**THE TASK**
Here are some records; copy every line that holds the word "true".

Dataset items
┏━━

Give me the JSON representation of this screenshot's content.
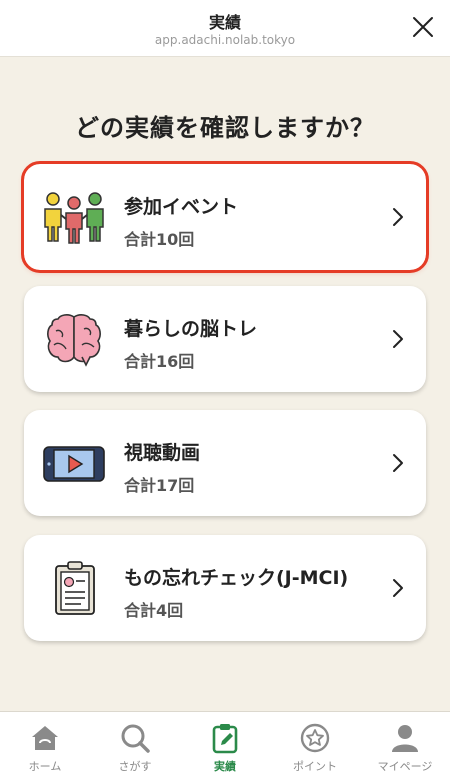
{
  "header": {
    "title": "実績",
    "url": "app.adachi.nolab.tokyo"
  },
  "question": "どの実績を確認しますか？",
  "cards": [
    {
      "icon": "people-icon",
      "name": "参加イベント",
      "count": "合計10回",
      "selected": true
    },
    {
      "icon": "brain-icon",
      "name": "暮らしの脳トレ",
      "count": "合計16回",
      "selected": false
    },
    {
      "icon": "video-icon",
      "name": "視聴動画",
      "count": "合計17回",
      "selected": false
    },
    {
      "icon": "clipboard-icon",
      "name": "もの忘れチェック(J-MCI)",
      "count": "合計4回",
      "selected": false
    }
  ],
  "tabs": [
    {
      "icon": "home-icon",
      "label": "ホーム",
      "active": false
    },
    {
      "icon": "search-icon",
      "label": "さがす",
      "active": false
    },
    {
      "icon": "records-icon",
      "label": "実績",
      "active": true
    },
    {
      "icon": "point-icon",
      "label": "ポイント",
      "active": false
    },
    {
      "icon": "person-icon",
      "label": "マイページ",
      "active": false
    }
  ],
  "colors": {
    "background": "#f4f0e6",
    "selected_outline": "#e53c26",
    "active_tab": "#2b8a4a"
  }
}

┗━━
┏━━

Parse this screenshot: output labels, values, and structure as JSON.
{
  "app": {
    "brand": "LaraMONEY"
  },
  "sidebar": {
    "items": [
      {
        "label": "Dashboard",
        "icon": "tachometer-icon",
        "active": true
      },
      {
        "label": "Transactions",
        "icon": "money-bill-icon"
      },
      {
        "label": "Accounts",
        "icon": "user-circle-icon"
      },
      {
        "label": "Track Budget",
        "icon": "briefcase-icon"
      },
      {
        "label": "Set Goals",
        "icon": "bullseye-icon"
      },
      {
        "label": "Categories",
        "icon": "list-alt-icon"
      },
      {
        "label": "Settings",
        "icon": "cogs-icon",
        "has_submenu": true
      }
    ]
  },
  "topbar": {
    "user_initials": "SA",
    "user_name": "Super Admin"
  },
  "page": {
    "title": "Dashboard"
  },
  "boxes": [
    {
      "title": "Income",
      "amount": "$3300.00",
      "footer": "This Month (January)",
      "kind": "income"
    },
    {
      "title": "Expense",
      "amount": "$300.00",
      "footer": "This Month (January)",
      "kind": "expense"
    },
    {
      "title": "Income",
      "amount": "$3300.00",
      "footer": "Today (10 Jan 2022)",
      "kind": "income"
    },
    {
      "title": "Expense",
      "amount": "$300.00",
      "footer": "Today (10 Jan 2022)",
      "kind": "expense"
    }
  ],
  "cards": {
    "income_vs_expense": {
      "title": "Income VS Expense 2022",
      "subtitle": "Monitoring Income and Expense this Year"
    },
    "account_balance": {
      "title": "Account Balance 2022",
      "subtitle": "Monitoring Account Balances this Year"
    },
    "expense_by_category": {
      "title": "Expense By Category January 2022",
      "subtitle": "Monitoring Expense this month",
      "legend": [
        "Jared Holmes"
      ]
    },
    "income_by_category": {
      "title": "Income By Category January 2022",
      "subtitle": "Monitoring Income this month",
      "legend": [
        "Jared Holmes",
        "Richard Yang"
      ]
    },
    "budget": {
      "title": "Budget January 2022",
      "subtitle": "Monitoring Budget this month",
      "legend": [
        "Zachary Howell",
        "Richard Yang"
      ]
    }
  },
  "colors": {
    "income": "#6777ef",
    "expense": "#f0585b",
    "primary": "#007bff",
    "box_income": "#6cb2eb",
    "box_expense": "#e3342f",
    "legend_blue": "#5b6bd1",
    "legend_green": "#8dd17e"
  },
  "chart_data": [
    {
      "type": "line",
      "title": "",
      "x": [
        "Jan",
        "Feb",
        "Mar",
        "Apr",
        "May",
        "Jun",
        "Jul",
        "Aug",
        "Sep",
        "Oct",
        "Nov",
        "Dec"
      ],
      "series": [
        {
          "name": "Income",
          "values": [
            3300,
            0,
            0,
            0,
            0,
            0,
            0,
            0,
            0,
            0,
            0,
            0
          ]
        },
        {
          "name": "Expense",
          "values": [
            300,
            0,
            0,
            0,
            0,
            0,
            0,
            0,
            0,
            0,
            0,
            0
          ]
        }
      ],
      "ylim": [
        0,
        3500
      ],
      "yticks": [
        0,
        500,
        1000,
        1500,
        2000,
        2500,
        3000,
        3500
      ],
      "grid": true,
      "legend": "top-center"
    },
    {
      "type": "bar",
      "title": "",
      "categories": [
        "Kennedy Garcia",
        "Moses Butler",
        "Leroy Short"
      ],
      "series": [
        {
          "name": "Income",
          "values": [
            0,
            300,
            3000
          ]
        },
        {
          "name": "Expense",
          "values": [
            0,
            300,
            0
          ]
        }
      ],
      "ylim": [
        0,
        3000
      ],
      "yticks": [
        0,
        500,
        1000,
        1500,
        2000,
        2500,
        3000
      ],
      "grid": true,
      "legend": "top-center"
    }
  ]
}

┗━━

**RESULT OF THIS EXERCISE**
      "selected": true
      "active": true
        "active": true
        "has_submenu": true
      "grid": true,
      "grid": true,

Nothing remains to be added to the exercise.